YOUR GOAL
Which lines contain the string "emoji"? Please list every one of them.

DATA ENTRIES
___

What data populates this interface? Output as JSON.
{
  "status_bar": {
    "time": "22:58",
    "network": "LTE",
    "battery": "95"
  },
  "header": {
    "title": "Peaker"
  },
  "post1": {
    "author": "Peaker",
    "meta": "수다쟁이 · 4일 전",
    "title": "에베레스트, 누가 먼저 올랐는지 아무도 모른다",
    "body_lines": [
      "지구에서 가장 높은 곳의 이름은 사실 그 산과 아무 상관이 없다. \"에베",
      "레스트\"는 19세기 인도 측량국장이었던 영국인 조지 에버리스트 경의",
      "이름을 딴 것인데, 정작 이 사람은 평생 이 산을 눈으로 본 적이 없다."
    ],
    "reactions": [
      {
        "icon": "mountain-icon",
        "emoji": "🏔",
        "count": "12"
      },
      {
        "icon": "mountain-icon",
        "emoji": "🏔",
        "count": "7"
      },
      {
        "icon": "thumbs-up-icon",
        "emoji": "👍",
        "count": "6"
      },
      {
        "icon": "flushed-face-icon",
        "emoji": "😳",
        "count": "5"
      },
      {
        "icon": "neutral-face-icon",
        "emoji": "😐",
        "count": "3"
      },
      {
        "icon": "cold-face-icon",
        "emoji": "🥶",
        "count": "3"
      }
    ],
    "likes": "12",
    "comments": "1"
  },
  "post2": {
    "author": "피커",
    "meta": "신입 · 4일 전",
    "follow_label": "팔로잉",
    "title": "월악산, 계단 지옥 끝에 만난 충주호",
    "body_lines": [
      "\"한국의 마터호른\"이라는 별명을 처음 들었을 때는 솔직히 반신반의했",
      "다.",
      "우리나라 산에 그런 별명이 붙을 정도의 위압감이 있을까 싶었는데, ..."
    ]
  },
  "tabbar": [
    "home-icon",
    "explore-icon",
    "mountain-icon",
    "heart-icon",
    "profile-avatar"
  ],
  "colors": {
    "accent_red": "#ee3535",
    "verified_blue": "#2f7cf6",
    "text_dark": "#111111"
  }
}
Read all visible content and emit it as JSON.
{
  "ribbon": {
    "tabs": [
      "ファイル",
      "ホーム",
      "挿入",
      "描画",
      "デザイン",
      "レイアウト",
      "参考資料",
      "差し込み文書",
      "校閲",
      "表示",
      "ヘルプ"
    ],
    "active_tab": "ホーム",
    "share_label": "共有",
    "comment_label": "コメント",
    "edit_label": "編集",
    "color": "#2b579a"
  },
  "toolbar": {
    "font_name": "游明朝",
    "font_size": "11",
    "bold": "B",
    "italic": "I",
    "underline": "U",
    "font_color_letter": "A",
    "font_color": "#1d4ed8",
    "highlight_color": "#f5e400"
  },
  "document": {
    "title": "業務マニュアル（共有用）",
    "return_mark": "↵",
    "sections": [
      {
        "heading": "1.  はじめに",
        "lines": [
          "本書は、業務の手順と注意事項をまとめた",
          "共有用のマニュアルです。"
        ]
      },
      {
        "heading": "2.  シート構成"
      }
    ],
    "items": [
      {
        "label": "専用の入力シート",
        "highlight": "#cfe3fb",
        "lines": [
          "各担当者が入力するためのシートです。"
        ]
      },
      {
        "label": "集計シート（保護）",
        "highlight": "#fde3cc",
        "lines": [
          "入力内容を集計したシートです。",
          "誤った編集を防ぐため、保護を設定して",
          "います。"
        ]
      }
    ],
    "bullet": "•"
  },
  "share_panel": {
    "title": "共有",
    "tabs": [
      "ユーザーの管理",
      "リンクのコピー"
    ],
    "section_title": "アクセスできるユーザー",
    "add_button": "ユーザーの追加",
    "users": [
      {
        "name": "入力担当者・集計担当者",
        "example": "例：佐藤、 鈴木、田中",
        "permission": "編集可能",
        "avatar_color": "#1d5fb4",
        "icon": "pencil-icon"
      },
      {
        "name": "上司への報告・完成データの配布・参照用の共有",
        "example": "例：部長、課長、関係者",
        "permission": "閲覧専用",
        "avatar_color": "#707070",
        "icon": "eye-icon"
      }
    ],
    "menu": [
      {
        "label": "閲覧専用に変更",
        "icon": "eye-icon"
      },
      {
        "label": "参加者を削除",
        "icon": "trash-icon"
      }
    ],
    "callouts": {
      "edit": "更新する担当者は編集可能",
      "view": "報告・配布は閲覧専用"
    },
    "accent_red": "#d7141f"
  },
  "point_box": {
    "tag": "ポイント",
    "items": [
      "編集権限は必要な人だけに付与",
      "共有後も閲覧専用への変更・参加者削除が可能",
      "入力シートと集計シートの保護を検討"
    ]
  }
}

___

EXERCISE RESPONSE
        "emoji": "🏔",
        "emoji": "🏔",
        "emoji": "👍",
        "emoji": "😳",
        "emoji": "😐",
        "emoji": "🥶",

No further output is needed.